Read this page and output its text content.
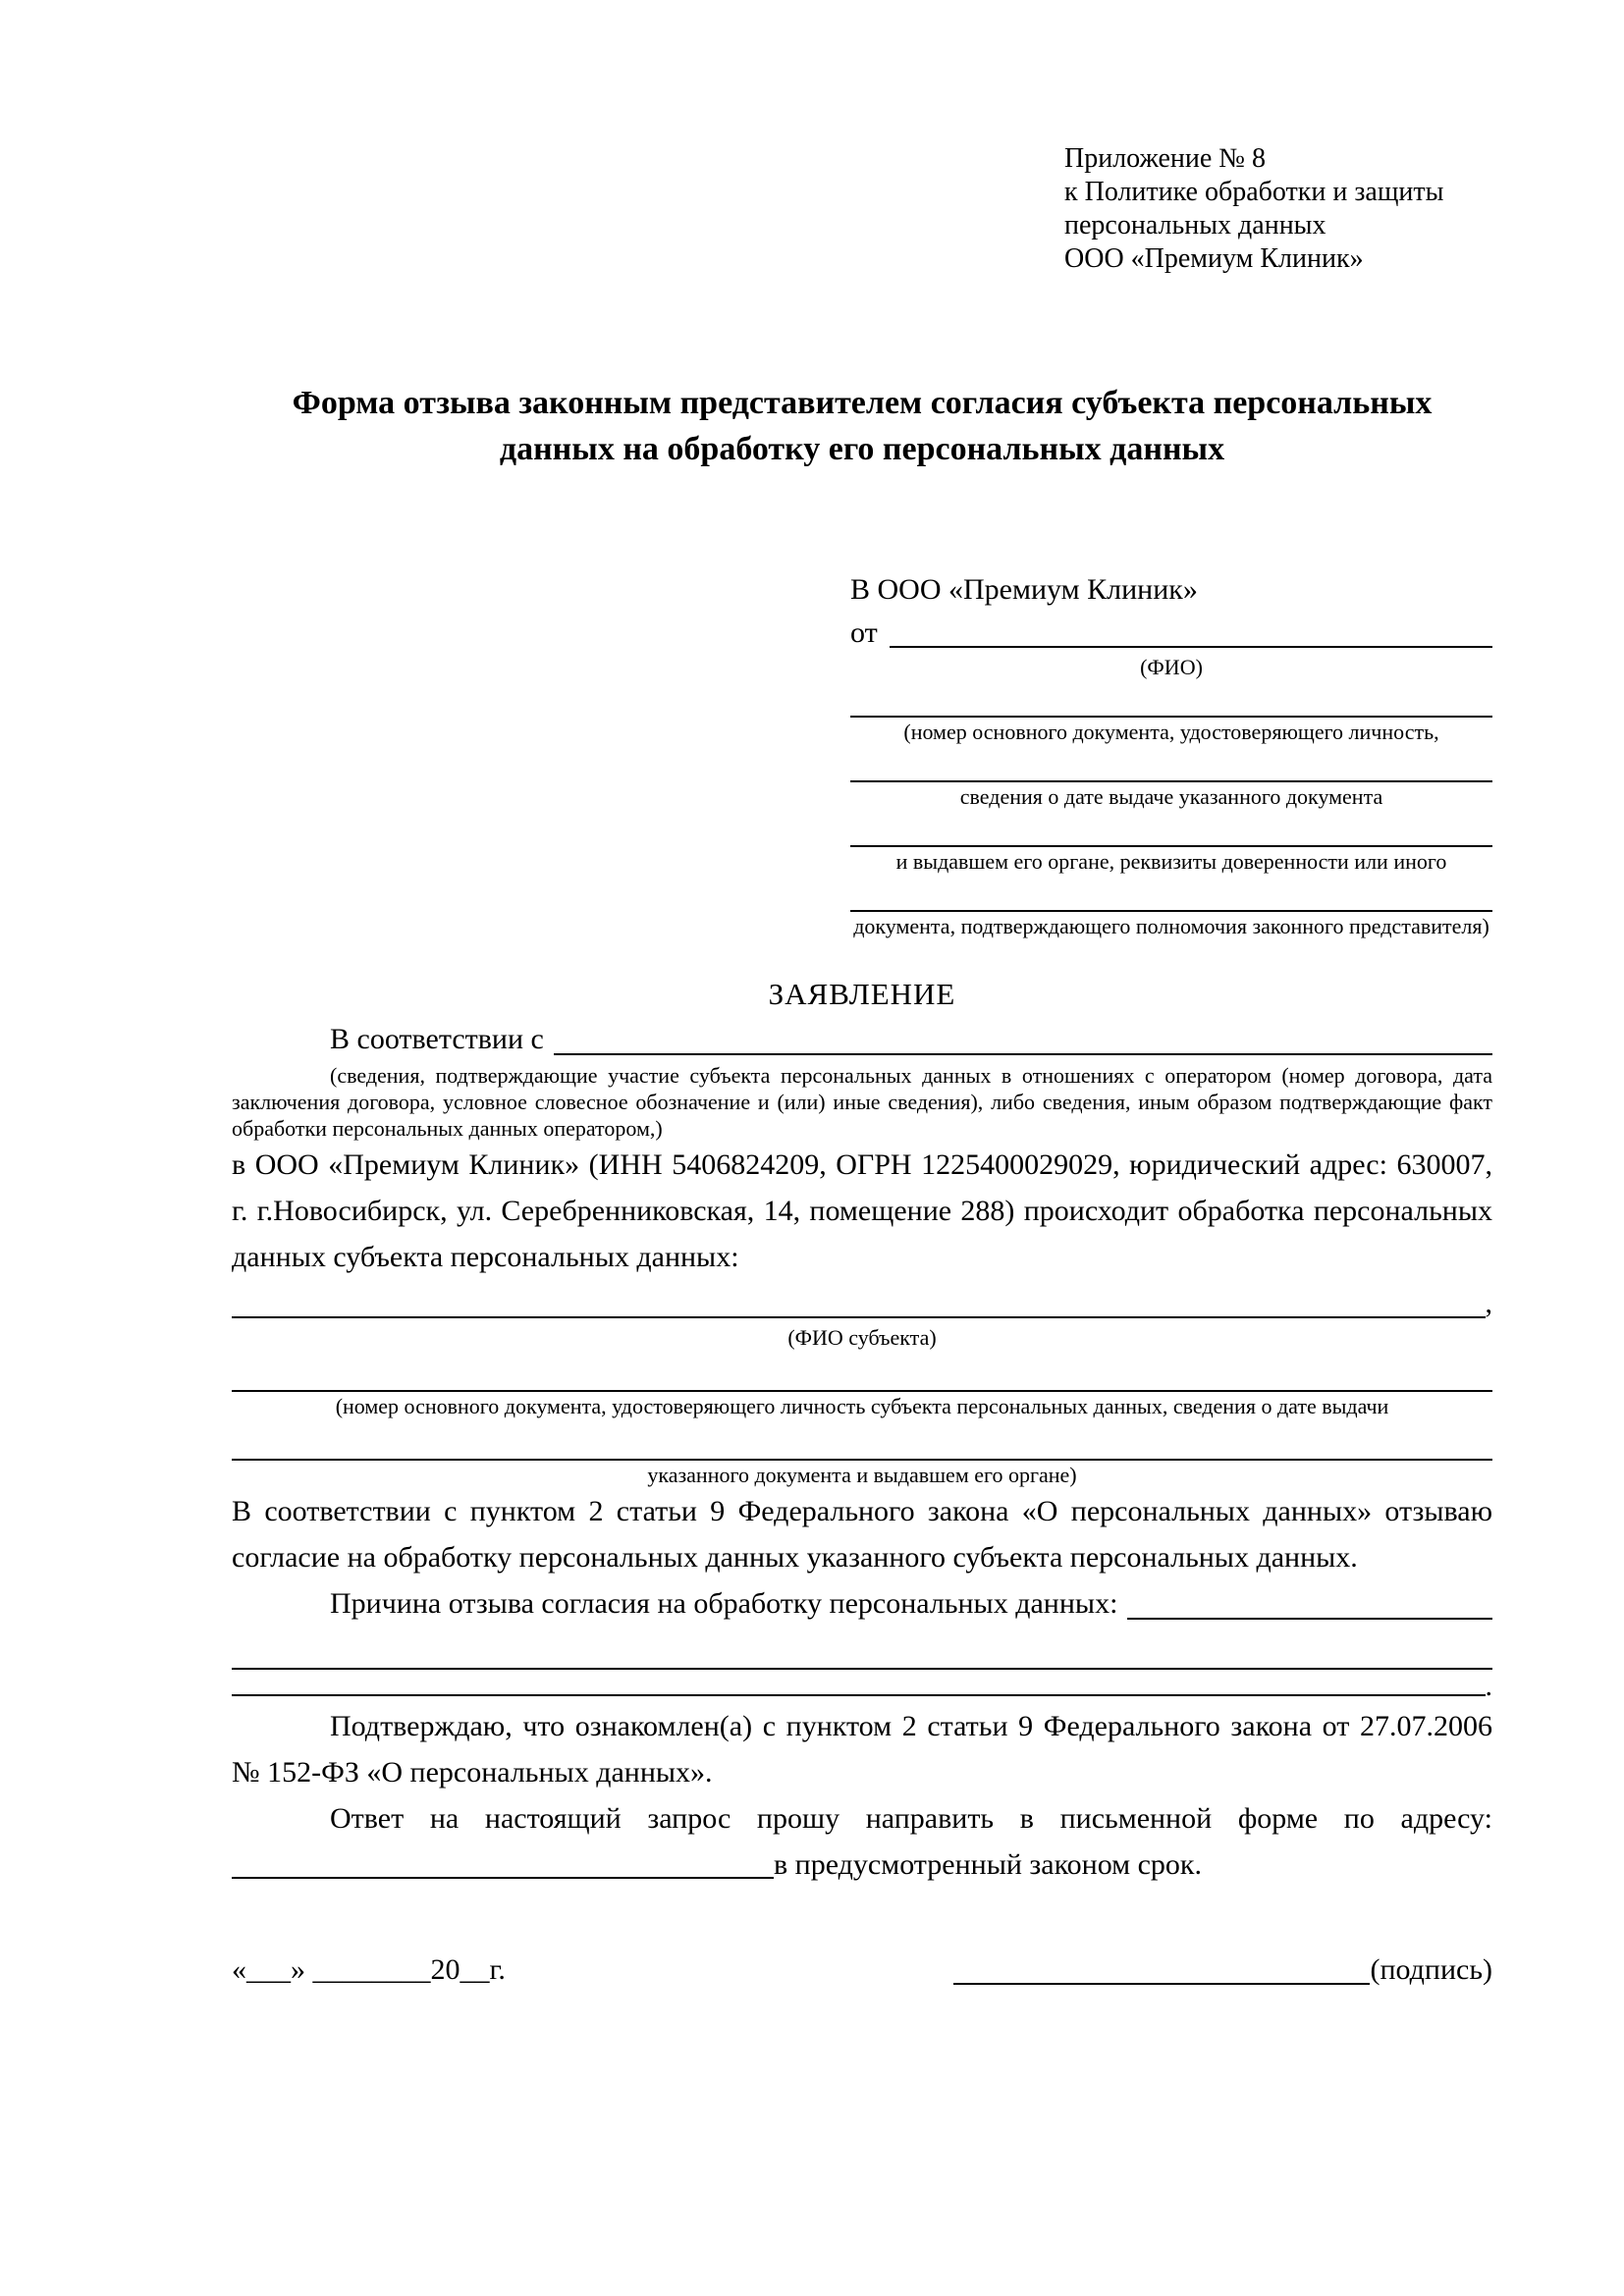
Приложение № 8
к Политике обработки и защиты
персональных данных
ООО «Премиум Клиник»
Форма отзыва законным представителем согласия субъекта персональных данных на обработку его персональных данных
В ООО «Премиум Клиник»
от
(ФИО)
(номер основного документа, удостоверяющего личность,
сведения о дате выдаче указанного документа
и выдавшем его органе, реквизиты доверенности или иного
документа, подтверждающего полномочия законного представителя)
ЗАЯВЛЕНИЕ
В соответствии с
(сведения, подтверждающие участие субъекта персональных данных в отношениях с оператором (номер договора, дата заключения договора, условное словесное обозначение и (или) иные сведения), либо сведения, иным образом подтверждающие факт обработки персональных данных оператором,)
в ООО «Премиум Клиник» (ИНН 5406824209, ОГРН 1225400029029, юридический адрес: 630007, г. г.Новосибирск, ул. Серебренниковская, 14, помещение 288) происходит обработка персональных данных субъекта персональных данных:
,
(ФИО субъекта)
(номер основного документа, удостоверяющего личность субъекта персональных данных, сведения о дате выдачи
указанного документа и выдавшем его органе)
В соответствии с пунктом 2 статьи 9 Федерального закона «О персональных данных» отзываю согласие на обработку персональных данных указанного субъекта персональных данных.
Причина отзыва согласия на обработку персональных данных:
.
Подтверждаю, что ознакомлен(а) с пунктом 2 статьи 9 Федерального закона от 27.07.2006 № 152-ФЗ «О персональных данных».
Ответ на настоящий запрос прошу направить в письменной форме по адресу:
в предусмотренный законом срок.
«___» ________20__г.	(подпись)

-*-*-

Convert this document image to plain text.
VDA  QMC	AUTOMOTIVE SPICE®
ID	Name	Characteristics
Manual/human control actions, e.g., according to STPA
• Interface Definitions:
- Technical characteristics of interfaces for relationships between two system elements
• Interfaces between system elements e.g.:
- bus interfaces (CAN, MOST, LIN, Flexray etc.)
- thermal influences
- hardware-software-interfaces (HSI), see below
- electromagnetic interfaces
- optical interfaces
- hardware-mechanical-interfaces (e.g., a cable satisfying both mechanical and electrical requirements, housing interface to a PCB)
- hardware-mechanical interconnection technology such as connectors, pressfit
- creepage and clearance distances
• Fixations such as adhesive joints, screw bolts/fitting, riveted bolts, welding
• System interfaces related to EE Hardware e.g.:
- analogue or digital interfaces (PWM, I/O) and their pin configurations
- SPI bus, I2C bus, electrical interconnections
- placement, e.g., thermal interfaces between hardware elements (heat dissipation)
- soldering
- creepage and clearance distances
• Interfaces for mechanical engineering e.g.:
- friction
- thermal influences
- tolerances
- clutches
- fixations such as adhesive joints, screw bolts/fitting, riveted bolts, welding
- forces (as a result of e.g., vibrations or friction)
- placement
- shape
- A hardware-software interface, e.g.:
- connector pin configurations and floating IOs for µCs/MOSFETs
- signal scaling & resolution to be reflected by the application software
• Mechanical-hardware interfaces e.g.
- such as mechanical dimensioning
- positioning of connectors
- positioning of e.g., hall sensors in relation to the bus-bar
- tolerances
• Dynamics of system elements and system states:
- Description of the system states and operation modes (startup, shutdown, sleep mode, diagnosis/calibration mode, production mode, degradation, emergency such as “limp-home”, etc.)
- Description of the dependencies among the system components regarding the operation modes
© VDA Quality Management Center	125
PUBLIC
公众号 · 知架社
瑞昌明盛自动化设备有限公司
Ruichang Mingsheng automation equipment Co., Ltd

-*-*-

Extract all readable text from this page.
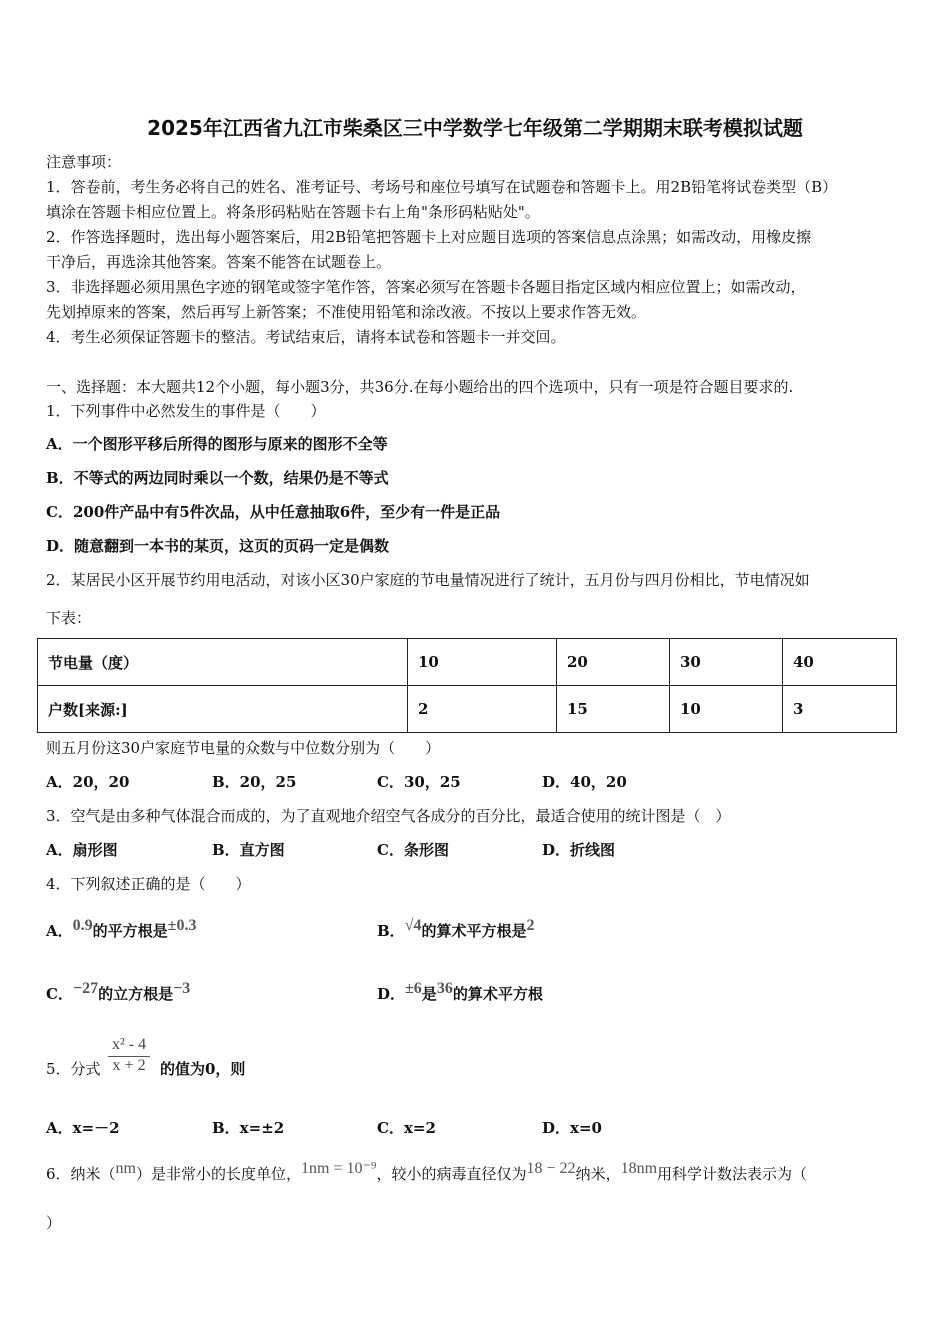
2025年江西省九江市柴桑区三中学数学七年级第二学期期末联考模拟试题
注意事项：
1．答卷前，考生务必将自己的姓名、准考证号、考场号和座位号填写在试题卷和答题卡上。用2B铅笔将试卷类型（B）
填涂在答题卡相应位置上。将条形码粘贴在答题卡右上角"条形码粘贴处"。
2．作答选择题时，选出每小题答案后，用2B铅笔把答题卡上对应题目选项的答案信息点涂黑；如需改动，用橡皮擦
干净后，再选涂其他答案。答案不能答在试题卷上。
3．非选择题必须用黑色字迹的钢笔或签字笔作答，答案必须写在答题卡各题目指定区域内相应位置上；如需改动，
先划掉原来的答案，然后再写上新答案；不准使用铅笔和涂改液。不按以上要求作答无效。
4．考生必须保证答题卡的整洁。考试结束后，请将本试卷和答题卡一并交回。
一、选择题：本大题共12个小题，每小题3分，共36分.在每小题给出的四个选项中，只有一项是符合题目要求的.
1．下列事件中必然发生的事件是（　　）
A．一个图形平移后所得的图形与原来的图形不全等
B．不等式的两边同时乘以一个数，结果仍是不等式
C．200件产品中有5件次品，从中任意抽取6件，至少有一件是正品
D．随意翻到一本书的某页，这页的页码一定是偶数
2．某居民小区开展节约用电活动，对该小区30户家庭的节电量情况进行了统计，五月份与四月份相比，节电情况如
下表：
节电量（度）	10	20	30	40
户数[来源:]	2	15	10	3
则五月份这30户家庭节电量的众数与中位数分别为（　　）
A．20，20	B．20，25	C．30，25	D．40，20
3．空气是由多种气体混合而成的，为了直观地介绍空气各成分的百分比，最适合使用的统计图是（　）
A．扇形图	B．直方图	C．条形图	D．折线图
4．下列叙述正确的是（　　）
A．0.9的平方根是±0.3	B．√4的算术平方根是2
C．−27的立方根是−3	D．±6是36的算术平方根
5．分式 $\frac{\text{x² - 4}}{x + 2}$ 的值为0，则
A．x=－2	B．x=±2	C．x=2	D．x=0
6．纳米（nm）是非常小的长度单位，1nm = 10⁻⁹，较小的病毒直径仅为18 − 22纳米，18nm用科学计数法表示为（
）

-*-*-

AIM OF THE TASK ▸
Each line that has the word "личность" counts once. How many such lines are in the data? Give the number alone.

TASK ANSWER ▸
2